■ **DIRECTION**: Below are records. Copy every line with "JSON" in it.

■ **DATASET RECORDS**:
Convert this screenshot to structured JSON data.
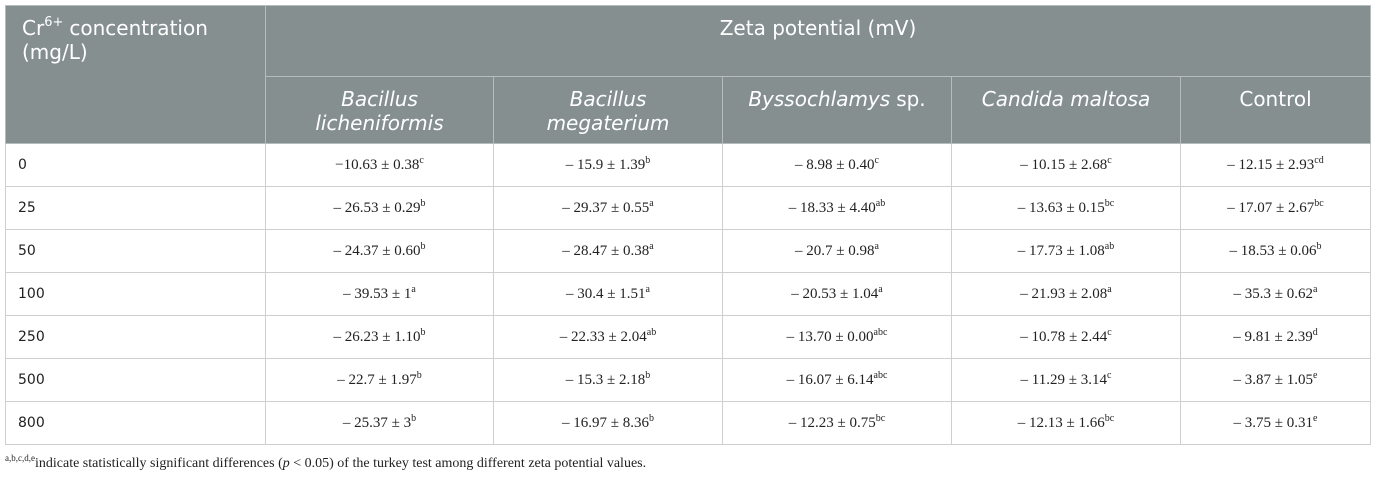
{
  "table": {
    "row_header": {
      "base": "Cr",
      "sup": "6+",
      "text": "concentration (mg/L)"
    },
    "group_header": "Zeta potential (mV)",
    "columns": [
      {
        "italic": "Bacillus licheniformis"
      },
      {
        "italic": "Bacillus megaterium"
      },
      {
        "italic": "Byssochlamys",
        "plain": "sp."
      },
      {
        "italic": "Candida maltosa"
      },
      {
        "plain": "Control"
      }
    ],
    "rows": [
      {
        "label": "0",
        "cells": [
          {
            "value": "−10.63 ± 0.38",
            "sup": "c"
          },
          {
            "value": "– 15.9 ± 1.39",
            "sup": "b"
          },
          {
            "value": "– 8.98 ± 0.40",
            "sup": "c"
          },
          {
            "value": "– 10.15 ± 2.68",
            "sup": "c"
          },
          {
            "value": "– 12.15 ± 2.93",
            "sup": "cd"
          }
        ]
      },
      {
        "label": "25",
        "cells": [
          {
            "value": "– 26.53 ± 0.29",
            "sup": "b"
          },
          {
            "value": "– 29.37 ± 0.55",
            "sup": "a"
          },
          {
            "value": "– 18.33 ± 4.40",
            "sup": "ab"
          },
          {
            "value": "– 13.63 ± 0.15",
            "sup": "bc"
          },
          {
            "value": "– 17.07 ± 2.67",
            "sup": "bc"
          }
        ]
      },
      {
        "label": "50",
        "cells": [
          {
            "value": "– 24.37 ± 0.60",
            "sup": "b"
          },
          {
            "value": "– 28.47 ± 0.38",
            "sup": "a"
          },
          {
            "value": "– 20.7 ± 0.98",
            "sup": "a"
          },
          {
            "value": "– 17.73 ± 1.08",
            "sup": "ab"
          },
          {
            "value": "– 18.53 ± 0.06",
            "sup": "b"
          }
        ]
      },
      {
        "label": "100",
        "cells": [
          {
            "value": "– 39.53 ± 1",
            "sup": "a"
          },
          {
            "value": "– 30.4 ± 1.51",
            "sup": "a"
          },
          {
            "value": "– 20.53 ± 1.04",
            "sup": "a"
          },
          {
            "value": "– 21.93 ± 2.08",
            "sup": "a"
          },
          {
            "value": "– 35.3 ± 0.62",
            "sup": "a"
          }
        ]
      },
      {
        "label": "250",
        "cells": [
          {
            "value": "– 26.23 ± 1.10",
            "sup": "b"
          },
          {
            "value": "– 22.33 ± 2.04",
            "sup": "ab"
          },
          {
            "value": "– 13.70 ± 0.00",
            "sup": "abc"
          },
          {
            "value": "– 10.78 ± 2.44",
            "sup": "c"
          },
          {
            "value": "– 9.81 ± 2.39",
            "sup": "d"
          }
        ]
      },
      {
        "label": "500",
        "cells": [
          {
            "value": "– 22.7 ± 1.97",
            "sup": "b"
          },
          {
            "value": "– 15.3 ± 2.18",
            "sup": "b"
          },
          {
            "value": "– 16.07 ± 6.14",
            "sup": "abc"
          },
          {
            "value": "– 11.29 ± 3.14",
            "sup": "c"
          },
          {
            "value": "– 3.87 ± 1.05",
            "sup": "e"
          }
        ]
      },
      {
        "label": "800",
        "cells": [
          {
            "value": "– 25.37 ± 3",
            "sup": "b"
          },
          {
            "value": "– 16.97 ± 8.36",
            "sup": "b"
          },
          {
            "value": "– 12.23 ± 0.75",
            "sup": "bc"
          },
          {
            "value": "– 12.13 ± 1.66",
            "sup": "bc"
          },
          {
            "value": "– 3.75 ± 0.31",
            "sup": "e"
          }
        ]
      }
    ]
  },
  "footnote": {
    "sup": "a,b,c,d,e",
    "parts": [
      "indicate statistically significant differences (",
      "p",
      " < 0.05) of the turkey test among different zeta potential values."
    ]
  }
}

==

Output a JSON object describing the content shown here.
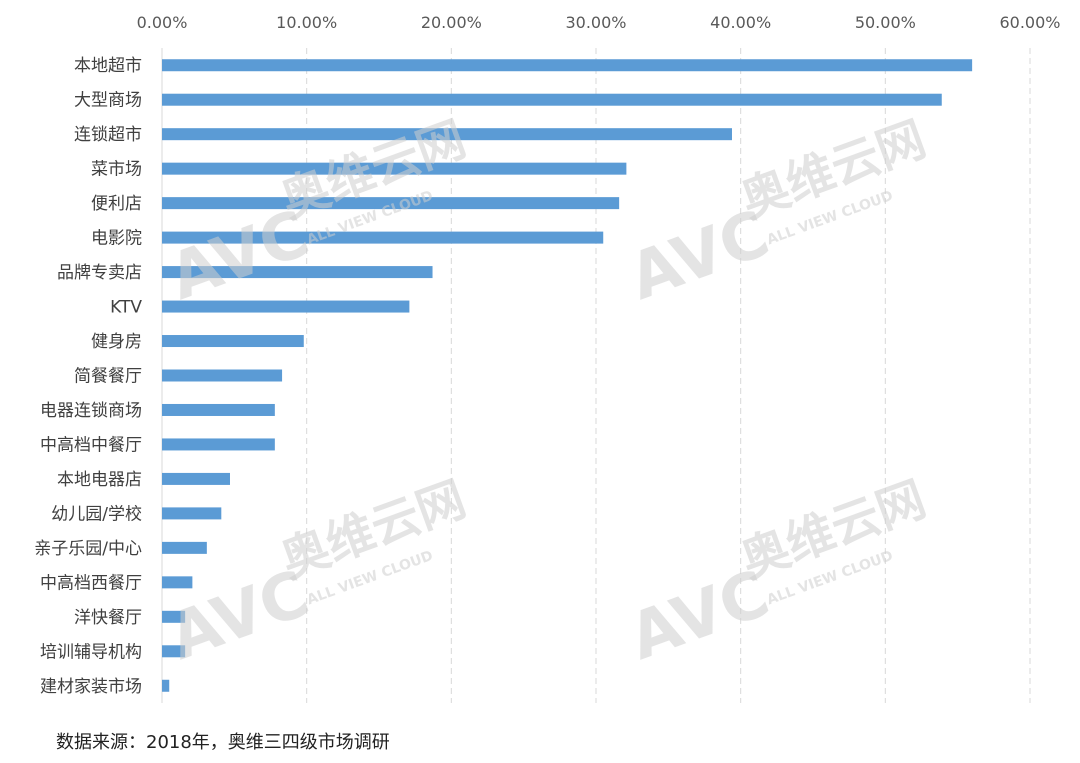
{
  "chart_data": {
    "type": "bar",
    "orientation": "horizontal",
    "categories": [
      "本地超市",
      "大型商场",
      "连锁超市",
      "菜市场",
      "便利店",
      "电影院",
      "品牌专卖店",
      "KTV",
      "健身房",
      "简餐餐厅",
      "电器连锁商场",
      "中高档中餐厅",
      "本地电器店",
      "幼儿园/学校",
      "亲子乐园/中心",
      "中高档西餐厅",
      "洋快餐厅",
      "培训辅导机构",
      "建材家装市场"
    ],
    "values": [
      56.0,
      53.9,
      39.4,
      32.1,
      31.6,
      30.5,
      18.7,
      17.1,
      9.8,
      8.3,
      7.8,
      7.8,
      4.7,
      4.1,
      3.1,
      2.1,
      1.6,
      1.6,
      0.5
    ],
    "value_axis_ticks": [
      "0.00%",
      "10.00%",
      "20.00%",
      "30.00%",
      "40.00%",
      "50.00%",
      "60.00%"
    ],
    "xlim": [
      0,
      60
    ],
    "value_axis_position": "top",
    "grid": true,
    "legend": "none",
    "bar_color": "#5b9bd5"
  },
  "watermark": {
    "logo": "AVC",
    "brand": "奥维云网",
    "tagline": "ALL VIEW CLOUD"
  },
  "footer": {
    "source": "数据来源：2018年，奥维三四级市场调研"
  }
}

■ **TASK RESPONSE**:
Convert this screenshot to structured JSON data.
Output a JSON object describing the content shown here.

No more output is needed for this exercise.